→ Short task: State how many lines contain the string "applicable", and write nothing else.

→ Stored items:
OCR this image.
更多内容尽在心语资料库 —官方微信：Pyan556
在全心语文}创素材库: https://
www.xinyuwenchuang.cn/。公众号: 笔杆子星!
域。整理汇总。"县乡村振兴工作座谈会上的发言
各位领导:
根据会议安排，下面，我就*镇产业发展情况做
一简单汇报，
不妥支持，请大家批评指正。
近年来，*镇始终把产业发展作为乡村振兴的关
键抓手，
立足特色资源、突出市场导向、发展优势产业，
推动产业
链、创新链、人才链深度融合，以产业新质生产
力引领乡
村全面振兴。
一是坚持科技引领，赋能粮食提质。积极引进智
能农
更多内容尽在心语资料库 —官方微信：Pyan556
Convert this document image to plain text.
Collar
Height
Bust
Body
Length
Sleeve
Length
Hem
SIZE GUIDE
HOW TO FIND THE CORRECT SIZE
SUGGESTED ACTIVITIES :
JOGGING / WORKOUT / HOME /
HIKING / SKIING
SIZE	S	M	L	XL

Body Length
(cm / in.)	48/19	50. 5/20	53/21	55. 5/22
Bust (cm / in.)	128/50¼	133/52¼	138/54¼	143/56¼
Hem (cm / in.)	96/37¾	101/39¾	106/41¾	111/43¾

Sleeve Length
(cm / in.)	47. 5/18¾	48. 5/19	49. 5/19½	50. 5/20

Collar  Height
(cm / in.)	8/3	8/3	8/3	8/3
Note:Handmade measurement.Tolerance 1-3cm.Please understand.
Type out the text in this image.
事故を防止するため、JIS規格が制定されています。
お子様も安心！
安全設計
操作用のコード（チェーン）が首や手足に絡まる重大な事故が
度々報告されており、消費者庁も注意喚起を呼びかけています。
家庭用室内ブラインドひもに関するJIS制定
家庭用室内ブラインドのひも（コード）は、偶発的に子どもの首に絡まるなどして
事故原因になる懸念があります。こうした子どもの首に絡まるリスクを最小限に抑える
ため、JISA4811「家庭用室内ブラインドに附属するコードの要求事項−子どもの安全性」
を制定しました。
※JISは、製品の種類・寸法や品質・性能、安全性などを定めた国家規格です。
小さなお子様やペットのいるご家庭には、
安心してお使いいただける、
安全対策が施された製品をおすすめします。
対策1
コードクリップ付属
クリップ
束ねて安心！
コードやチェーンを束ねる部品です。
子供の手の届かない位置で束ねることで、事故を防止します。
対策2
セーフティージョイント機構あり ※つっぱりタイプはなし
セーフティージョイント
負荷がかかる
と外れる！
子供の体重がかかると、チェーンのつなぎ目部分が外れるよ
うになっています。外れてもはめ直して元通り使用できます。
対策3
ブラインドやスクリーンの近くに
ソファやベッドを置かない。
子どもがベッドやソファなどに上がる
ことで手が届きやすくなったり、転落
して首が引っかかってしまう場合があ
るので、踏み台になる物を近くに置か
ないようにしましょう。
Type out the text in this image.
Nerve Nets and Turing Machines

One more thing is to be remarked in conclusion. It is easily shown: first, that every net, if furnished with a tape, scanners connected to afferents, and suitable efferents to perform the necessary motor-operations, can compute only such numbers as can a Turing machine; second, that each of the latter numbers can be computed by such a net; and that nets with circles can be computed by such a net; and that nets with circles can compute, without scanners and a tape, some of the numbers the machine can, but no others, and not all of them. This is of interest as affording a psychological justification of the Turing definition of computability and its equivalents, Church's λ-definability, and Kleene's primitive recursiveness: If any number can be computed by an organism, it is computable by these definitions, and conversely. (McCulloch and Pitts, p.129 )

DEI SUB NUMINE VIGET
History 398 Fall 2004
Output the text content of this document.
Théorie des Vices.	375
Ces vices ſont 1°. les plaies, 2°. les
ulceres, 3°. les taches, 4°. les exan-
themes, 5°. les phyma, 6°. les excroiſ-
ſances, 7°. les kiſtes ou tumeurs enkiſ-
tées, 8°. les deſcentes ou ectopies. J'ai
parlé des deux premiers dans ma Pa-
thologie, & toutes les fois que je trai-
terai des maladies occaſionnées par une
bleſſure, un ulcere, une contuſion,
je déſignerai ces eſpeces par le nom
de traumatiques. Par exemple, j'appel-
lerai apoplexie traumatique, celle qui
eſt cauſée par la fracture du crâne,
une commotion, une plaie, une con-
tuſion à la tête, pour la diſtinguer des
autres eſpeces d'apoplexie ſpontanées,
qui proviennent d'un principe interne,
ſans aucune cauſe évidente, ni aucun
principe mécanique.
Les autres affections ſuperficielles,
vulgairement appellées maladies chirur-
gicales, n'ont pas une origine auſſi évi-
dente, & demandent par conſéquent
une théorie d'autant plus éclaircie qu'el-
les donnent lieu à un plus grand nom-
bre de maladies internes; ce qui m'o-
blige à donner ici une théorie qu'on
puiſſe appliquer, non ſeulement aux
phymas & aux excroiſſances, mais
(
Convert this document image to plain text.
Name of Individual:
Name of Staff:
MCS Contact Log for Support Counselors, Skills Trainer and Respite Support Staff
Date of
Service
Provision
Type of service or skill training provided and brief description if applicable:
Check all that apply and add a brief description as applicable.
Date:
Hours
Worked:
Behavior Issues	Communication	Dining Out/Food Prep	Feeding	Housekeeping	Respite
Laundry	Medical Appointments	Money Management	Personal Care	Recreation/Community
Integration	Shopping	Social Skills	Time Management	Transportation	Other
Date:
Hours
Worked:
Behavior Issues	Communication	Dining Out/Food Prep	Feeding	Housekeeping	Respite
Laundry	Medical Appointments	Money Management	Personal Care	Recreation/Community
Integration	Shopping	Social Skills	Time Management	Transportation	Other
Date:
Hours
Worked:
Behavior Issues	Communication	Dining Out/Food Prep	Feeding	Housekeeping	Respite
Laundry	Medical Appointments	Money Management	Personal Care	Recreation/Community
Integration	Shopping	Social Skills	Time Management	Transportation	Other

→ Exercise answer: 2